◆ RECORDS ◆

·····

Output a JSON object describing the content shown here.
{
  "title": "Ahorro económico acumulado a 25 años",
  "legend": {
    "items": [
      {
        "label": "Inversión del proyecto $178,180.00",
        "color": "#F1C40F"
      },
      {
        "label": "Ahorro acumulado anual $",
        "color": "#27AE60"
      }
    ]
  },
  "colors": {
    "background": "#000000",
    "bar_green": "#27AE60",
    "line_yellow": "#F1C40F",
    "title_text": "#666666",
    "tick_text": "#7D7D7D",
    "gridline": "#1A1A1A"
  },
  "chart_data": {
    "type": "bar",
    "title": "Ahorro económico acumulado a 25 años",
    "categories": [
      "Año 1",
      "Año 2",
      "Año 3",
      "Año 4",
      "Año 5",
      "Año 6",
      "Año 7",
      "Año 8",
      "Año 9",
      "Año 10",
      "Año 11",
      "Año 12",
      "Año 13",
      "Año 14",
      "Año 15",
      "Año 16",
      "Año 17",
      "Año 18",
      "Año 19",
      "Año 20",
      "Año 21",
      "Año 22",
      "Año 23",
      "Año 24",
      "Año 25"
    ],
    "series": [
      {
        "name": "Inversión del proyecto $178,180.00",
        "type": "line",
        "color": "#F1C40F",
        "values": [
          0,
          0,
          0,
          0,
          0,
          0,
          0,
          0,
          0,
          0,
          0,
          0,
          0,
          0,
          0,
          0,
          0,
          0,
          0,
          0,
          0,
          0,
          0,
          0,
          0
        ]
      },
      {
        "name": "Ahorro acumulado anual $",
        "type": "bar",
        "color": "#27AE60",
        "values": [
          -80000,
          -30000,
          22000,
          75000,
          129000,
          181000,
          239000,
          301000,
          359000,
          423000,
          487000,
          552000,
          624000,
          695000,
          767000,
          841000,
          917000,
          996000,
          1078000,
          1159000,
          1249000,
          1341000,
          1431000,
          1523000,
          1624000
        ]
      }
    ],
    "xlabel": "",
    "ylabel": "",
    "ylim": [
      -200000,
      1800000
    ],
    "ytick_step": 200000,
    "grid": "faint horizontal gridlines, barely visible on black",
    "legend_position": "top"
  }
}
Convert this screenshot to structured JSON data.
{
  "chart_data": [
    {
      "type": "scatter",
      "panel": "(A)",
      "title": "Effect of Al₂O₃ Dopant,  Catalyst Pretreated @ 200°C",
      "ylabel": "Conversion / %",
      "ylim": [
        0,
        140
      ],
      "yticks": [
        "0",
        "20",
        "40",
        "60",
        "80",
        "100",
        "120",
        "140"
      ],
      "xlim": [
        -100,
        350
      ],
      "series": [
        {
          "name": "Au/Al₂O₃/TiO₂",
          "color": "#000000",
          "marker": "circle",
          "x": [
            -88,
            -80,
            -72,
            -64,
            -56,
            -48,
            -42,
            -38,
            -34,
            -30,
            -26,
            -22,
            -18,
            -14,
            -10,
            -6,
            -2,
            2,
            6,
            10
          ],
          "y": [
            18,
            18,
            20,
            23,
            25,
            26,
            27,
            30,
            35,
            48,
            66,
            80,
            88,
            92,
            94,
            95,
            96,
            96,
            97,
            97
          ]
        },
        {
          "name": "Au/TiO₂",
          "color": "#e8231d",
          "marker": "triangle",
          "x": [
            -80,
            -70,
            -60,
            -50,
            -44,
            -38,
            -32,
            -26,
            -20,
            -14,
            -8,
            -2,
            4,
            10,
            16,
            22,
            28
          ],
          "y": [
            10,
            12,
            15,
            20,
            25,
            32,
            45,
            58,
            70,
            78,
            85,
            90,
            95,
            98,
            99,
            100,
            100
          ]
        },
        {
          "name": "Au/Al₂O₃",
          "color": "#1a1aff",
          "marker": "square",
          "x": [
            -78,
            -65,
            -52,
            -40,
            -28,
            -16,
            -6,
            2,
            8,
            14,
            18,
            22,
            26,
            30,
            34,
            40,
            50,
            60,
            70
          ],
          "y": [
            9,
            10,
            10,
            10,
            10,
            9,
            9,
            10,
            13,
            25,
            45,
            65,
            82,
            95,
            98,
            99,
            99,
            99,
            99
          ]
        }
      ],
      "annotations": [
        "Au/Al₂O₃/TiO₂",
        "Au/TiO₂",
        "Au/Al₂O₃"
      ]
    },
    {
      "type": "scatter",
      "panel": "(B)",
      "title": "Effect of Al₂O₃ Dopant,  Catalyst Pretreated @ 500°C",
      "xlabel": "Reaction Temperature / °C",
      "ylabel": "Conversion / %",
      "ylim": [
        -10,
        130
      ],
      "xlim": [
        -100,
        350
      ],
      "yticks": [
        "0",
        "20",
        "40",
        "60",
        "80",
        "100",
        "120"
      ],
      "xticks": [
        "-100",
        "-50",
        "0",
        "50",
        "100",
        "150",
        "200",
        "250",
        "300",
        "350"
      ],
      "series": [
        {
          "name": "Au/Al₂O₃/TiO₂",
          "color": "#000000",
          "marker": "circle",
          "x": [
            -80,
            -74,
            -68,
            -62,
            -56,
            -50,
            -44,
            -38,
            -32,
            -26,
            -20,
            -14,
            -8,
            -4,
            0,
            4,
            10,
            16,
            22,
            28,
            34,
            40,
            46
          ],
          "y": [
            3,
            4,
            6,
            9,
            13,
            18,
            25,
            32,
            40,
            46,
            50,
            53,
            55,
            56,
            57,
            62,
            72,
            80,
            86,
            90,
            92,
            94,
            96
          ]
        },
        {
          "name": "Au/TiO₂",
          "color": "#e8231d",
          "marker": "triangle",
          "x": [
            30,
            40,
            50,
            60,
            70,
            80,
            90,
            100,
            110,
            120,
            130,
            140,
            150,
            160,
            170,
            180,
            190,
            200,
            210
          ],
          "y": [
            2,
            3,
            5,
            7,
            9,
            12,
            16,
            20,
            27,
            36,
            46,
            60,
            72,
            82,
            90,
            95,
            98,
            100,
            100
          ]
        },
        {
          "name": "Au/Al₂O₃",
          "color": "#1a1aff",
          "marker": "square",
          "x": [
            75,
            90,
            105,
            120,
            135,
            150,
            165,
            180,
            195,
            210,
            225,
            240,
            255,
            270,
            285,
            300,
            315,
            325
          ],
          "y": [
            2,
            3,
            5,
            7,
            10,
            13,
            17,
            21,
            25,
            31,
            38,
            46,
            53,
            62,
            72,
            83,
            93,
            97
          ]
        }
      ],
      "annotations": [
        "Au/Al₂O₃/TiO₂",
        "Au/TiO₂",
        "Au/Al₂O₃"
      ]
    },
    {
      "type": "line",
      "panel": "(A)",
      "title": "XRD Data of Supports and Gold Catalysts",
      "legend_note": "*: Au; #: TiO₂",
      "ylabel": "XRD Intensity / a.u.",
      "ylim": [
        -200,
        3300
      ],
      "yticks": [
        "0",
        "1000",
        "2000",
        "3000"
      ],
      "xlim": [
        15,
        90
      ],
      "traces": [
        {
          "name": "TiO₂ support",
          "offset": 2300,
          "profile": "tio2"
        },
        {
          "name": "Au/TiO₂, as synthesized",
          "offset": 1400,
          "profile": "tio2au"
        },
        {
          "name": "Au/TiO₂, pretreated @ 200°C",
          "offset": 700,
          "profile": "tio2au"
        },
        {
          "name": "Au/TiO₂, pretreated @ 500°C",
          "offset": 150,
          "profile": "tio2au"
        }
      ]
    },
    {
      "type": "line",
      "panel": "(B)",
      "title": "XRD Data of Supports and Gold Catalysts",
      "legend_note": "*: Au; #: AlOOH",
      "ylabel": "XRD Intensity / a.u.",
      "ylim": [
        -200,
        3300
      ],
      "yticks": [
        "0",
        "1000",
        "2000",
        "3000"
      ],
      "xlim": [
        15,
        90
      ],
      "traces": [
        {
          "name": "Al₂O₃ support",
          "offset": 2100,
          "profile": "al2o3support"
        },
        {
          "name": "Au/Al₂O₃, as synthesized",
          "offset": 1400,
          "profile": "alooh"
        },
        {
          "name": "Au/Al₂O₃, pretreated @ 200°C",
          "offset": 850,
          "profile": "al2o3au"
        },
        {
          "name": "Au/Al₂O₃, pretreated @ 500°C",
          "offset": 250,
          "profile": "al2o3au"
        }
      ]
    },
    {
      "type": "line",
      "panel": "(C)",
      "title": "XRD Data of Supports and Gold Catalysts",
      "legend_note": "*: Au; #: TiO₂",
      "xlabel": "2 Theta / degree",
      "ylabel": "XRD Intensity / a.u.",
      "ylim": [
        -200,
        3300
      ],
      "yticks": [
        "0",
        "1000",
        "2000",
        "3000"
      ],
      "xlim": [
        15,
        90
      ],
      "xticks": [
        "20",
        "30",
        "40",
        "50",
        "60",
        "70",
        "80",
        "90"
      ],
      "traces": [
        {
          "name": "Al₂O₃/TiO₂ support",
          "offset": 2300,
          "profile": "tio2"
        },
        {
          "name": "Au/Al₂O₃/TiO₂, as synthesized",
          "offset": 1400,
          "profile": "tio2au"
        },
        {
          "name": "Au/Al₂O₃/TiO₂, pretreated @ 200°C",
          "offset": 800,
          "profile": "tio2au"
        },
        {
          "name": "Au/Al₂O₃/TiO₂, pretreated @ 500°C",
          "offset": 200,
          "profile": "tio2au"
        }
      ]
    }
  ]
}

·····

◆ WORK TO COMPLETE ◆
Find each line holding the word "offset" and copy it.

◆ THE ANSWER ◆
          "offset": 2300,
          "offset": 1400,
          "offset": 700,
          "offset": 150,
          "offset": 2100,
          "offset": 1400,
          "offset": 850,
          "offset": 250,
          "offset": 2300,
          "offset": 1400,
          "offset": 800,
          "offset": 200,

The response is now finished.